GOAL: Return all the data, word for word.

RECORDED INFORMATION:
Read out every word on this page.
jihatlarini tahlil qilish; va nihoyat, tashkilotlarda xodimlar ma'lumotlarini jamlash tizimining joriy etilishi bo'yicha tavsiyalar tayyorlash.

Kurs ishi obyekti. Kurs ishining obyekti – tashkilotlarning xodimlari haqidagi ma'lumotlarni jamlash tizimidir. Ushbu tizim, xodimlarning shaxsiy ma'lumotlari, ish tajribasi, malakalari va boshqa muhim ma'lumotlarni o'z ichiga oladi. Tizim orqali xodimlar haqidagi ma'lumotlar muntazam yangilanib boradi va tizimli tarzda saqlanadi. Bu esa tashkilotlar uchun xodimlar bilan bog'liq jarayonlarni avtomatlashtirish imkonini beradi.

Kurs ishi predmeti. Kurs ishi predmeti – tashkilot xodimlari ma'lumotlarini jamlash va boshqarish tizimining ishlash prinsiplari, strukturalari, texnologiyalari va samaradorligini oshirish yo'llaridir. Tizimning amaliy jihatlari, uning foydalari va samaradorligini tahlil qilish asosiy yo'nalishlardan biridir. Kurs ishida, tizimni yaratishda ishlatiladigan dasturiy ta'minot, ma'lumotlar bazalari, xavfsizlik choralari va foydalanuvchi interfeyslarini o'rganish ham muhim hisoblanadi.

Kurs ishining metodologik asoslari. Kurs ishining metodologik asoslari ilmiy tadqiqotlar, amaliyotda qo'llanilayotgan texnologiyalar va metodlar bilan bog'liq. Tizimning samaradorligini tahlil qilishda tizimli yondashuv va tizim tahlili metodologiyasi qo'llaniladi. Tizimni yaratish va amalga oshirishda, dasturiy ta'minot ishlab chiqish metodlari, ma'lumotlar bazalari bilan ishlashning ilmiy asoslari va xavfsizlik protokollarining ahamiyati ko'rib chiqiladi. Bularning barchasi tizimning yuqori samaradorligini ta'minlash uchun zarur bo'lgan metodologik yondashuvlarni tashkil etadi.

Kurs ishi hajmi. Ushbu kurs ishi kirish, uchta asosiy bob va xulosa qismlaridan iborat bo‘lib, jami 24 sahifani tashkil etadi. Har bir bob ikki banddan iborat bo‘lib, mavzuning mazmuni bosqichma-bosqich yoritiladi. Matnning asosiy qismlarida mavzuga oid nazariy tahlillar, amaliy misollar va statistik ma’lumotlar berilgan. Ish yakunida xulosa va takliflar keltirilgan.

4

THE SOLUTION:
Read out every word on this page.
jihatlarini tahlil qilish; va nihoyat, tashkilotlarda xodimlar ma'lumotlarini jamlash tizimining joriy etilishi bo'yicha tavsiyalar tayyorlash.

Kurs ishi obyekti. Kurs ishining obyekti – tashkilotlarning xodimlari haqidagi ma'lumotlarni jamlash tizimidir. Ushbu tizim, xodimlarning shaxsiy ma'lumotlari, ish tajribasi, malakalari va boshqa muhim ma'lumotlarni o'z ichiga oladi. Tizim orqali xodimlar haqidagi ma'lumotlar muntazam yangilanib boradi va tizimli tarzda saqlanadi. Bu esa tashkilotlar uchun xodimlar bilan bog'liq jarayonlarni avtomatlashtirish imkonini beradi.

Kurs ishi predmeti. Kurs ishi predmeti – tashkilot xodimlari ma'lumotlarini jamlash va boshqarish tizimining ishlash prinsiplari, strukturalari, texnologiyalari va samaradorligini oshirish yo'llaridir. Tizimning amaliy jihatlari, uning foydalari va samaradorligini tahlil qilish asosiy yo'nalishlardan biridir. Kurs ishida, tizimni yaratishda ishlatiladigan dasturiy ta'minot, ma'lumotlar bazalari, xavfsizlik choralari va foydalanuvchi interfeyslarini o'rganish ham muhim hisoblanadi.

Kurs ishining metodologik asoslari. Kurs ishining metodologik asoslari ilmiy tadqiqotlar, amaliyotda qo'llanilayotgan texnologiyalar va metodlar bilan bog'liq. Tizimning samaradorligini tahlil qilishda tizimli yondashuv va tizim tahlili metodologiyasi qo'llaniladi. Tizimni yaratish va amalga oshirishda, dasturiy ta'minot ishlab chiqish metodlari, ma'lumotlar bazalari bilan ishlashning ilmiy asoslari va xavfsizlik protokollarining ahamiyati ko'rib chiqiladi. Bularning barchasi tizimning yuqori samaradorligini ta'minlash uchun zarur bo'lgan metodologik yondashuvlarni tashkil etadi.

Kurs ishi hajmi. Ushbu kurs ishi kirish, uchta asosiy bob va xulosa qismlaridan iborat bo‘lib, jami 24 sahifani tashkil etadi. Har bir bob ikki banddan iborat bo‘lib, mavzuning mazmuni bosqichma-bosqich yoritiladi. Matnning asosiy qismlarida mavzuga oid nazariy tahlillar, amaliy misollar va statistik ma’lumotlar berilgan. Ish yakunida xulosa va takliflar keltirilgan.

4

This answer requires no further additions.